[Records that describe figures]
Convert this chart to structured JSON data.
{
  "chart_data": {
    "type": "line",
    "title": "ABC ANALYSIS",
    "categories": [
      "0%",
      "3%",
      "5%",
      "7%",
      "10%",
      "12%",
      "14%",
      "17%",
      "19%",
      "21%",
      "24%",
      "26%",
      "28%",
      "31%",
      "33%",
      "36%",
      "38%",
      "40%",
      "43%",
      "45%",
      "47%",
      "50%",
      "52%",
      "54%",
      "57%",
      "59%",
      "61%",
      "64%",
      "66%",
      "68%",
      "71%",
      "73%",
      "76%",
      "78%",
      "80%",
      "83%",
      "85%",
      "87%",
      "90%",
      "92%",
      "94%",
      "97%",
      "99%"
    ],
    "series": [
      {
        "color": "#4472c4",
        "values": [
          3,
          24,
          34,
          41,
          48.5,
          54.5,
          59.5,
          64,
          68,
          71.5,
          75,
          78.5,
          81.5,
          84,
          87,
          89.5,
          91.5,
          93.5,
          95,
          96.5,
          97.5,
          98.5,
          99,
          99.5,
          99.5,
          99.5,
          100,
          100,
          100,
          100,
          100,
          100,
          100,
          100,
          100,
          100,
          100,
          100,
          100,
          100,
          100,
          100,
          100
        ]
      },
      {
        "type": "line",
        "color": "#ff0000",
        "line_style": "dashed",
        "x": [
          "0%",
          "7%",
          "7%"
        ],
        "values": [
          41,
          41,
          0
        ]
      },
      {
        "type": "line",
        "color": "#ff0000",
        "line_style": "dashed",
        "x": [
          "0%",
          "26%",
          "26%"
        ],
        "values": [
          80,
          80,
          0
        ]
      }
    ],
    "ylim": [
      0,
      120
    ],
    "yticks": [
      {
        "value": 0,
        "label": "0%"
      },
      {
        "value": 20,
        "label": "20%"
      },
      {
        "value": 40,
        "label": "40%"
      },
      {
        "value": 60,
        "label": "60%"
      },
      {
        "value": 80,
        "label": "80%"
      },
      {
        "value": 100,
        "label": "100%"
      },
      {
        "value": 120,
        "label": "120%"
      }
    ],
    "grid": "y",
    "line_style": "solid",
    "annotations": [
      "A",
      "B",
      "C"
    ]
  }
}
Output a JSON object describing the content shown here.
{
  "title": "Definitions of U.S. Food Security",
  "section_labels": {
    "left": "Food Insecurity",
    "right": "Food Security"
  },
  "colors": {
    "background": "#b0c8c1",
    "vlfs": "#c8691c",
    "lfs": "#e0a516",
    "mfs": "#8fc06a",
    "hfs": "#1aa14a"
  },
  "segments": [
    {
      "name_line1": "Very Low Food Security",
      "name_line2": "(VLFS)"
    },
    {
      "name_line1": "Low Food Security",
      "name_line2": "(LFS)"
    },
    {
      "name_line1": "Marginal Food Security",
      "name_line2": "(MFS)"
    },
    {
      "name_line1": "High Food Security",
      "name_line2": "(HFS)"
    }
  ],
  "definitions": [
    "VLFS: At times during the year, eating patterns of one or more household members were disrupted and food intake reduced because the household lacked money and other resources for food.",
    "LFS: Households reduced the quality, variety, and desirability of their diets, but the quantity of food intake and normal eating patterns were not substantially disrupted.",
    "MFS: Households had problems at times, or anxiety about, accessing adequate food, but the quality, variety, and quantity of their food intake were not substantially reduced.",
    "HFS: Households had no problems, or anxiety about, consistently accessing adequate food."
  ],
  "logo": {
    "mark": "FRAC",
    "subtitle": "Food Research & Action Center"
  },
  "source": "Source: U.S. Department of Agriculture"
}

What this task involves: Pick out each line above that includes "variety" and show it.

Written solution:
    "LFS: Households reduced the quality, variety, and desirability of their diets, but the quantity of food intake and normal eating patterns were not substantially disrupted.",
    "MFS: Households had problems at times, or anxiety about, accessing adequate food, but the quality, variety, and quantity of their food intake were not substantially reduced.",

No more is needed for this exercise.